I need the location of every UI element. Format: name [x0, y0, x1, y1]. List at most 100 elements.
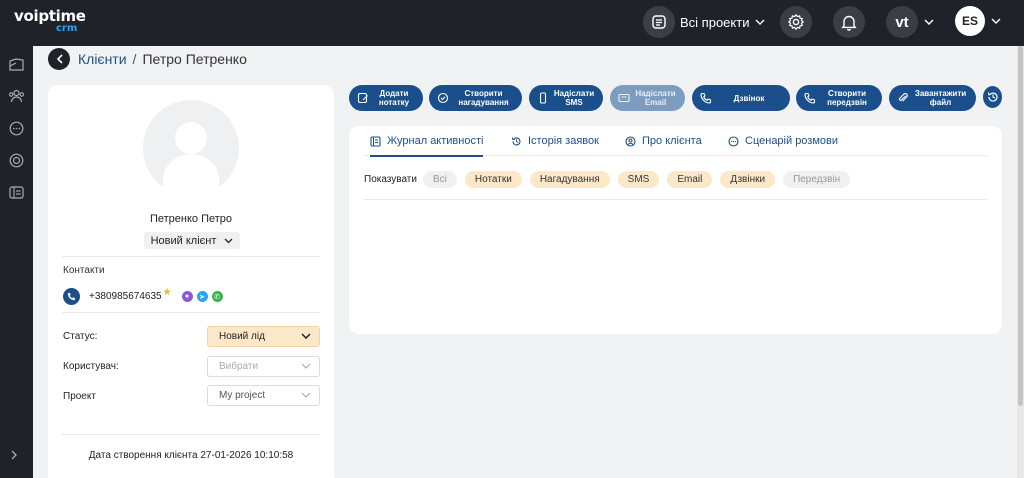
tab-call-script[interactable]: Сценарій розмови: [728, 126, 838, 156]
filter-chip-email[interactable]: Email: [667, 170, 713, 188]
chevron-down-icon: [924, 16, 934, 28]
telegram-icon[interactable]: ➤: [196, 291, 208, 302]
filter-chip-all[interactable]: Всі: [422, 170, 457, 188]
history-icon: [512, 136, 521, 145]
client-stage-value: Новий клієнт: [150, 234, 217, 247]
send-email-button[interactable]: Надіслати Email: [610, 85, 685, 111]
expand-sidebar-icon[interactable]: [11, 449, 18, 463]
client-name: Петренко Петро: [149, 213, 233, 225]
history-icon: [987, 92, 998, 102]
tab-activity-log[interactable]: Журнал активності: [370, 126, 484, 157]
logo-text: voiptime: [14, 7, 86, 25]
activity-filters: Показувати Всі Нотатки Нагадування SMS E…: [364, 170, 858, 188]
note-icon: [357, 92, 368, 104]
chevron-down-icon: [224, 238, 233, 243]
logo-subtext: crm: [56, 23, 78, 34]
send-email-label: Надіслати Email: [635, 89, 676, 107]
user-silhouette-icon: [163, 122, 219, 196]
call-label: Дзвінок: [733, 93, 765, 103]
projects-icon: [643, 6, 675, 38]
client-avatar: [143, 100, 239, 196]
create-reminder-button[interactable]: Створити нагадування: [429, 85, 522, 111]
viber-icon[interactable]: ●: [181, 291, 193, 302]
create-callback-button[interactable]: Створити передзвін: [796, 85, 882, 111]
check-circle-icon: [437, 92, 449, 104]
filter-chip-sms[interactable]: SMS: [617, 170, 660, 188]
paperclip-icon: [898, 93, 908, 102]
project-label: Проект: [63, 391, 96, 402]
email-icon: [618, 93, 630, 103]
projects-selector[interactable]: Всі проекти: [643, 6, 765, 38]
filter-chip-callback[interactable]: Передзвін: [783, 170, 851, 188]
filter-chip-reminders[interactable]: Нагадування: [529, 170, 610, 188]
support-icon[interactable]: [8, 152, 25, 169]
project-value: My project: [219, 390, 266, 401]
callback-phone-icon: [804, 92, 816, 104]
primary-star-icon: ★: [162, 287, 172, 298]
divider: [62, 312, 319, 313]
filter-chip-calls[interactable]: Дзвінки: [720, 170, 776, 188]
client-stage-select[interactable]: Новий клієнт: [144, 232, 240, 249]
upload-file-button[interactable]: Завантажити файл: [889, 85, 976, 111]
phone-icon: [700, 92, 712, 104]
create-reminder-label: Створити нагадування: [458, 89, 509, 107]
clients-icon[interactable]: [8, 88, 25, 105]
client-profile-card: Петренко Петро Новий клієнт Контакти +38…: [48, 85, 334, 478]
project-select[interactable]: My project: [207, 385, 320, 406]
chevron-down-icon: [301, 331, 311, 342]
back-button[interactable]: [48, 48, 70, 70]
bell-icon: [841, 15, 857, 31]
tab-request-history-label: Історія заявок: [528, 135, 599, 147]
add-note-button[interactable]: Додати нотатку: [349, 85, 423, 111]
chevron-down-icon: [301, 361, 311, 372]
call-button[interactable]: Дзвінок: [692, 85, 790, 111]
user-select[interactable]: Вибрати: [207, 356, 320, 377]
divider: [62, 434, 319, 435]
send-sms-label: Надіслати SMS: [553, 89, 595, 107]
user-select-placeholder: Вибрати: [219, 361, 259, 372]
chat-icon[interactable]: [8, 120, 25, 137]
call-phone-button[interactable]: [63, 288, 80, 305]
reports-icon[interactable]: [8, 184, 25, 201]
dashboard-icon[interactable]: [8, 56, 25, 73]
client-tabs: Журнал активності Історія заявок Про клі…: [364, 126, 987, 157]
chevron-left-icon: [56, 54, 63, 64]
side-nav: [0, 46, 33, 478]
company-logo: vt: [886, 6, 918, 38]
settings-button[interactable]: [780, 6, 812, 38]
client-created-date: Дата створення клієнта 27-01-2026 10:10:…: [88, 450, 294, 461]
scrollbar-thumb[interactable]: [1018, 46, 1023, 406]
status-label: Статус:: [63, 331, 98, 342]
upload-file-label: Завантажити файл: [914, 89, 967, 107]
whatsapp-icon[interactable]: ✆: [211, 291, 223, 302]
filter-chip-notes[interactable]: Нотатки: [464, 170, 522, 188]
tab-about-client[interactable]: Про клієнта: [625, 126, 702, 156]
phone-number[interactable]: +380985674635: [89, 291, 162, 302]
status-select[interactable]: Новий лід: [207, 326, 320, 347]
activity-card: Журнал активності Історія заявок Про клі…: [349, 126, 1002, 334]
page-scrollbar[interactable]: [1017, 46, 1024, 478]
user-label: Користувач:: [63, 361, 119, 372]
breadcrumb: Клієнти / Петро Петренко: [48, 48, 247, 70]
divider: [62, 256, 319, 257]
status-value: Новий лід: [219, 331, 265, 342]
tab-request-history[interactable]: Історія заявок: [511, 126, 599, 156]
company-switcher[interactable]: vt: [886, 6, 934, 38]
user-avatar: ES: [955, 6, 985, 36]
phone-icon: [67, 293, 75, 301]
send-sms-button[interactable]: Надіслати SMS: [529, 85, 603, 111]
divider: [364, 199, 987, 200]
breadcrumb-current: Петро Петренко: [142, 51, 247, 67]
user-menu[interactable]: ES: [955, 6, 1001, 36]
history-button[interactable]: [983, 86, 1002, 108]
contacts-title: Контакти: [63, 265, 105, 276]
mobile-phone-icon: [539, 92, 547, 104]
gear-icon: [787, 13, 805, 31]
tab-call-script-label: Сценарій розмови: [745, 135, 839, 147]
chevron-down-icon: [755, 16, 765, 28]
phone-row: +380985674635 ★ ● ➤ ✆: [63, 287, 223, 305]
tab-about-client-label: Про клієнта: [642, 135, 702, 147]
notifications-button[interactable]: [833, 6, 865, 38]
app-logo[interactable]: voiptime crm: [14, 9, 86, 34]
breadcrumb-clients-link[interactable]: Клієнти: [78, 51, 127, 67]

__________________________________________________

■ Exercise instructions: Reproduce verbatim the lines of the records from the one containing "126, 838, 156]" through the one containing "send-email-label: Надіслати Email: [635, 89, 676, 107]", inclusive.

■ Exercise result:
tab-call-script[interactable]: Сценарій розмови: [728, 126, 838, 156]
filter-chip-email[interactable]: Email: [667, 170, 713, 188]
chevron-down-icon: [924, 16, 934, 28]
telegram-icon[interactable]: ➤: [196, 291, 208, 302]
filter-chip-all[interactable]: Всі: [422, 170, 457, 188]
history-icon: [512, 136, 521, 145]
client-stage-value: Новий клієнт: [150, 234, 217, 247]
send-email-button[interactable]: Надіслати Email: [610, 85, 685, 111]
expand-sidebar-icon[interactable]: [11, 449, 18, 463]
client-name: Петренко Петро: [149, 213, 233, 225]
history-icon: [987, 92, 998, 102]
tab-activity-log[interactable]: Журнал активності: [370, 126, 484, 157]
logo-text: voiptime: [14, 7, 86, 25]
activity-filters: Показувати Всі Нотатки Нагадування SMS E…: [364, 170, 858, 188]
note-icon: [357, 92, 368, 104]
chevron-down-icon: [224, 238, 233, 243]
logo-subtext: crm: [56, 23, 78, 34]
send-email-label: Надіслати Email: [635, 89, 676, 107]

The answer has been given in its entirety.